**Available data:**

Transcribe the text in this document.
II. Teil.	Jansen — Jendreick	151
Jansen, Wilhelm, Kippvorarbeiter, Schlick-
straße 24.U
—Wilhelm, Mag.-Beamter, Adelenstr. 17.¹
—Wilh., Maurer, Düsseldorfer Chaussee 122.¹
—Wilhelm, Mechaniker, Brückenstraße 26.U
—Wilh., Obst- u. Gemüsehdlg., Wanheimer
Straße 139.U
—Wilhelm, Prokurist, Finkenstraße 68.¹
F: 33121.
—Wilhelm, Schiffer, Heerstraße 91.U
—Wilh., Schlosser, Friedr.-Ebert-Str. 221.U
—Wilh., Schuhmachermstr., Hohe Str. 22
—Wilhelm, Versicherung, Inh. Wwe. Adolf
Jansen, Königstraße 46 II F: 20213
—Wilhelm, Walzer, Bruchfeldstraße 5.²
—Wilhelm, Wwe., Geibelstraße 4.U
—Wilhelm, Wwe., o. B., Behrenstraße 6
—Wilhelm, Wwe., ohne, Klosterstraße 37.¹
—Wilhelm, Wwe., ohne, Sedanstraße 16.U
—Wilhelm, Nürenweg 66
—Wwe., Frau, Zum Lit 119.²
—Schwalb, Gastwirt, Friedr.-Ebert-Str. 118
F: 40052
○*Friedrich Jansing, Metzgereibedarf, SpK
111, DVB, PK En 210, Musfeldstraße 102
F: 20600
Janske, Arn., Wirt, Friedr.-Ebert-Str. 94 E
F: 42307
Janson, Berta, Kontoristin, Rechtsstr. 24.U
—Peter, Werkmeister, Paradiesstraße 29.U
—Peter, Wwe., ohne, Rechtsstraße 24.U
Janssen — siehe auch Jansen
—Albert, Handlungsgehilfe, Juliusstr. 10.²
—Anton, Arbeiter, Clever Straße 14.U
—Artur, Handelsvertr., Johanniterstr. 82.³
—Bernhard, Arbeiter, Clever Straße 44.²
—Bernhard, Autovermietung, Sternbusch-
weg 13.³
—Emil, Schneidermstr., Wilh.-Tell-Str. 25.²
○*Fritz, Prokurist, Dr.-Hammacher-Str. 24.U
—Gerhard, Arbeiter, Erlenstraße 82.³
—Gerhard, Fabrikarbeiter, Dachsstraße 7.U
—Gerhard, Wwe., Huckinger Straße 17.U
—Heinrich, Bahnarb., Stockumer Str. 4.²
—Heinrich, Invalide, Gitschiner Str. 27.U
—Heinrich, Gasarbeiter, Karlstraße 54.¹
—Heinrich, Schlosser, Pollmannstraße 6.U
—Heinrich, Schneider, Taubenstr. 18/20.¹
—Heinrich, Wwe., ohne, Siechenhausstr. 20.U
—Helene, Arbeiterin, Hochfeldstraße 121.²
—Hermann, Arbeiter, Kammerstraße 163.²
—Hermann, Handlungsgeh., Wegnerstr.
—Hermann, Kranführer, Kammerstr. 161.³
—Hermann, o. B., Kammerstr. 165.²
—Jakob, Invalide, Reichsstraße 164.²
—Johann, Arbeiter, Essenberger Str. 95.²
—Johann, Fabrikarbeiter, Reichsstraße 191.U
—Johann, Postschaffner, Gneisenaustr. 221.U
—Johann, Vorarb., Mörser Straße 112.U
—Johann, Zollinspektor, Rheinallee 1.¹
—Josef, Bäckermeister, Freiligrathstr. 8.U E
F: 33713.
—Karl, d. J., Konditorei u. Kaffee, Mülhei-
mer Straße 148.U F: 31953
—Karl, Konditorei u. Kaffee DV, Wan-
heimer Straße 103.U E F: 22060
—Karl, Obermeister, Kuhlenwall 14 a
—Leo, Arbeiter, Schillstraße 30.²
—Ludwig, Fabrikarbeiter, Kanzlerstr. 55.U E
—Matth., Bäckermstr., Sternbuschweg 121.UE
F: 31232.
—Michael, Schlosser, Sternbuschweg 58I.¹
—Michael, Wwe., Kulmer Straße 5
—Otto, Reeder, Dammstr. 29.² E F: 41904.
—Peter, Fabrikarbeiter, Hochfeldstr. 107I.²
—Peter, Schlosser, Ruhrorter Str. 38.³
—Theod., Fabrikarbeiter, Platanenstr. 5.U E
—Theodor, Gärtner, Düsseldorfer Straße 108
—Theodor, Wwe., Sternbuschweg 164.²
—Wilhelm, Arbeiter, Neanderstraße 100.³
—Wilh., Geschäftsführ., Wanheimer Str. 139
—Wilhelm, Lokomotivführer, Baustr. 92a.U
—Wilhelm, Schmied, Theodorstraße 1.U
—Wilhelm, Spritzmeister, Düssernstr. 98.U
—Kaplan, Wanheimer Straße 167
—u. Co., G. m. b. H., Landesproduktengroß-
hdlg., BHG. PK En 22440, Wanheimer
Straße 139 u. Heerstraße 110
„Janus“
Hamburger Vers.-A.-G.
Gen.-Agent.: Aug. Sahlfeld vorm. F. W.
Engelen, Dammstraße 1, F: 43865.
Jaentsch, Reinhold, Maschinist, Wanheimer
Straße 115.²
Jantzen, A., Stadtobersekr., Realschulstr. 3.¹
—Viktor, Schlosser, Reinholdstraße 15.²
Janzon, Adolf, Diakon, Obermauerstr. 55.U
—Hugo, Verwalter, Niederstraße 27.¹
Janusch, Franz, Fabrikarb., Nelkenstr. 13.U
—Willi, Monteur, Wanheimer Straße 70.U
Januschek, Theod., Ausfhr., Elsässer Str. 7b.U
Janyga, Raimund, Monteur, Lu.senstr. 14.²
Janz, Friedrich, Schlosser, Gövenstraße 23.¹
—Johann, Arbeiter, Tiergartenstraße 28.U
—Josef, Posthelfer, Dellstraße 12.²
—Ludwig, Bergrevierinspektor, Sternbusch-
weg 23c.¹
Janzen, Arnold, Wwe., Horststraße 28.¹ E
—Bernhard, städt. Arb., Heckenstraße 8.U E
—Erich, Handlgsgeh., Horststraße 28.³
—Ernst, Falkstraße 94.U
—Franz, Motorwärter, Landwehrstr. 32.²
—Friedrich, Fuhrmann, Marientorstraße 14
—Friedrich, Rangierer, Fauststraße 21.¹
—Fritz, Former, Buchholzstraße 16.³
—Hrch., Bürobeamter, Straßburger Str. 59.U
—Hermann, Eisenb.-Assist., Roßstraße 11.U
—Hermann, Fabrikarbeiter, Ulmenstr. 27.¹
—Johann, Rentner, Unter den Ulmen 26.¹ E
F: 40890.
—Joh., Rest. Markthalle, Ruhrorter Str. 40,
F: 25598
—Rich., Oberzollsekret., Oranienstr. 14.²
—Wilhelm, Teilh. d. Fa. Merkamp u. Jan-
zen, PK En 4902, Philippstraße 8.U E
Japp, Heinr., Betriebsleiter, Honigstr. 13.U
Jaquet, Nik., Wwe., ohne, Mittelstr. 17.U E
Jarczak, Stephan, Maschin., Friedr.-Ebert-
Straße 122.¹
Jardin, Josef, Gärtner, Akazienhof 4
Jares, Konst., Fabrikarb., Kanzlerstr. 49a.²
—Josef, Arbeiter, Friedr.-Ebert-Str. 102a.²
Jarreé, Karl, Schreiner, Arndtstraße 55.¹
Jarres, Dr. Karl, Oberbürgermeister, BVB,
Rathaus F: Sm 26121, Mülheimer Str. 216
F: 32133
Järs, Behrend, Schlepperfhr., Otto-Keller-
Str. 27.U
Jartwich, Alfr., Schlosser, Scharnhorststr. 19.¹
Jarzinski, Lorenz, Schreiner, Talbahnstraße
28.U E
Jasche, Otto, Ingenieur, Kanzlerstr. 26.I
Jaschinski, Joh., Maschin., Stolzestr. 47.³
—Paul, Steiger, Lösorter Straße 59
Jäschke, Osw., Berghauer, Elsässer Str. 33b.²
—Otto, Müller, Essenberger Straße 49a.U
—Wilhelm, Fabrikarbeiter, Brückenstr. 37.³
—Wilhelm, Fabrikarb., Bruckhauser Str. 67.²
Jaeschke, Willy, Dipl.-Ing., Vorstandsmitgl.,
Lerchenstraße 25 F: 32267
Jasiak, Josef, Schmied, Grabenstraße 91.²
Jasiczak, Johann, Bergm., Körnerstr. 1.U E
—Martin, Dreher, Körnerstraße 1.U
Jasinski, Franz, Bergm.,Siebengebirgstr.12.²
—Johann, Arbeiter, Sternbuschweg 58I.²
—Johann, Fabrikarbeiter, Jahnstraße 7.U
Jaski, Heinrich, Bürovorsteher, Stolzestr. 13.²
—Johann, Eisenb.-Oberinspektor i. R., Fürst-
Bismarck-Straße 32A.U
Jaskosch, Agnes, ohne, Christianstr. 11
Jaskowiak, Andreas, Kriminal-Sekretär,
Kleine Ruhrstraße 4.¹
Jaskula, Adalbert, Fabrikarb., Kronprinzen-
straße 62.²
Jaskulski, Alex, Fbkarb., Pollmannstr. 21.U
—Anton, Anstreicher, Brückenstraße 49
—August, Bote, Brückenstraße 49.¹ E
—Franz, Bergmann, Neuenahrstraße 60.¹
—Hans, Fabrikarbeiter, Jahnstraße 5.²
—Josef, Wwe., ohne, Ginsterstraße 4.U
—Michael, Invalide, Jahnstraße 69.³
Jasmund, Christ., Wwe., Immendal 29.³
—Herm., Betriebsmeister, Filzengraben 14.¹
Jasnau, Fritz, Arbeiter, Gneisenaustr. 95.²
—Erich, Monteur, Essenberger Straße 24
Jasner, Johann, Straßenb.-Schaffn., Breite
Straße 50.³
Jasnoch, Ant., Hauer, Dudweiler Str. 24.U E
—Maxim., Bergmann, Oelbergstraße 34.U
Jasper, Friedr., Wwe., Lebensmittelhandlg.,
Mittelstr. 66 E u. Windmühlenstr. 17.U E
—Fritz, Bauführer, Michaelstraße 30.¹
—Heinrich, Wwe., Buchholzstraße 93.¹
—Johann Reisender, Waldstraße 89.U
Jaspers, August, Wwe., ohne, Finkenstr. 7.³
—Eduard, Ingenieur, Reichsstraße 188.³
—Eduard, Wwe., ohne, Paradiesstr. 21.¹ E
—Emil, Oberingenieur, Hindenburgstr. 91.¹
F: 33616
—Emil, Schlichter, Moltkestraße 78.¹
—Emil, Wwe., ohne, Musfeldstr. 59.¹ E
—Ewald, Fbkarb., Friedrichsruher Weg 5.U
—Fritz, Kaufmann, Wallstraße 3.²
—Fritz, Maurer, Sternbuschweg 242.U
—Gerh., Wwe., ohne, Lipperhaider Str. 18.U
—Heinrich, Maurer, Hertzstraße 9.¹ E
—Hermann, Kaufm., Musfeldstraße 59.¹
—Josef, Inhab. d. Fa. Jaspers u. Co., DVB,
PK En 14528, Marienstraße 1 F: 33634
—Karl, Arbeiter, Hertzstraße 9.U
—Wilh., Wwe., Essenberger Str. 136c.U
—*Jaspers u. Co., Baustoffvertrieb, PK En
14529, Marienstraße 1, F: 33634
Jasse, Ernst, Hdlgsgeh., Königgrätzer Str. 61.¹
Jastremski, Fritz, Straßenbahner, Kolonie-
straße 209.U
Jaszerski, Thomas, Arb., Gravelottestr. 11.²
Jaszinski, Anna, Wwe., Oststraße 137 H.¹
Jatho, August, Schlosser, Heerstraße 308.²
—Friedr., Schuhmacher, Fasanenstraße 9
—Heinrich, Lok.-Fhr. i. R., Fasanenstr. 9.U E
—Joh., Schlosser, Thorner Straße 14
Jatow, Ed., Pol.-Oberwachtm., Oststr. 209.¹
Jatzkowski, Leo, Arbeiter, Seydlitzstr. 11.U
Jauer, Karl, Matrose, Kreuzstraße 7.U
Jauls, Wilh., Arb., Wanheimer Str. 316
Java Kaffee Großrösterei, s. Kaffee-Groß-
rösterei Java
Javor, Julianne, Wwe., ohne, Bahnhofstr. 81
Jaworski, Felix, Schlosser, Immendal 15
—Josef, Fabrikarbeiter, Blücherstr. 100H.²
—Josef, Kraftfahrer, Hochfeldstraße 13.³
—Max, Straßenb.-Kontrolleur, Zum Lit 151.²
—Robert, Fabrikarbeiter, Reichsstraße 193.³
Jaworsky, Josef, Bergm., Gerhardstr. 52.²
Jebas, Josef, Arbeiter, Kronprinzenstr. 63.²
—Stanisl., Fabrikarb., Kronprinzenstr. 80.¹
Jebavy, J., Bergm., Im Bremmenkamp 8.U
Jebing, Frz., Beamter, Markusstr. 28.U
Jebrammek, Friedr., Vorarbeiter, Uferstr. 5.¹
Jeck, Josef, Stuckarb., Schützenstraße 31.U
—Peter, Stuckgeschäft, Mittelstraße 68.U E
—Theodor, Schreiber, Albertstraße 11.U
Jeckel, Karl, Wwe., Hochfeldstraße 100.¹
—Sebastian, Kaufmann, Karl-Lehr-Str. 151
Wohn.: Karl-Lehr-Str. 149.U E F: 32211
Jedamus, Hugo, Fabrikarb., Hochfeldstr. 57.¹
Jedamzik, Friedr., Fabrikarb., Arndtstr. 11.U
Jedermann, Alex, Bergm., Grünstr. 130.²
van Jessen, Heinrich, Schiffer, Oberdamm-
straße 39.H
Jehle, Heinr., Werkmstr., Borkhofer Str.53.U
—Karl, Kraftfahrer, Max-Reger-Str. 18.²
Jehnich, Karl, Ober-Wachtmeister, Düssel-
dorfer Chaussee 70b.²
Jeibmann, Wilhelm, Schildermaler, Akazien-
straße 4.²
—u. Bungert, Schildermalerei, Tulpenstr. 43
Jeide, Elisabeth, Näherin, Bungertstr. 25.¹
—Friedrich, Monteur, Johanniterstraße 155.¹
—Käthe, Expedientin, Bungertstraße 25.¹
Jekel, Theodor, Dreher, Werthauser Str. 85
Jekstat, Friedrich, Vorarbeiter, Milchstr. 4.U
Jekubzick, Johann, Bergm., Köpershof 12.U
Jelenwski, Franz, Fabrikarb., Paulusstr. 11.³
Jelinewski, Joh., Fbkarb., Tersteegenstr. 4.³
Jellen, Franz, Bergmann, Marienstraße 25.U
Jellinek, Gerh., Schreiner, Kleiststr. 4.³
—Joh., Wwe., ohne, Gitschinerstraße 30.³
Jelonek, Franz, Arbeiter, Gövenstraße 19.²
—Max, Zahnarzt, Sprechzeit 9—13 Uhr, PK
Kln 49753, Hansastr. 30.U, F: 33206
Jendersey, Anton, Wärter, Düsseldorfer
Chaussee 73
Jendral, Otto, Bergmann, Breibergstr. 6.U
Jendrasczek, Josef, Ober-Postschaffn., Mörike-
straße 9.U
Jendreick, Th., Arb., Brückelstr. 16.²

**What is asked:** Going through the data, tally the lines containing "Marienstraße" and report only the result.

**Worked answer:** 3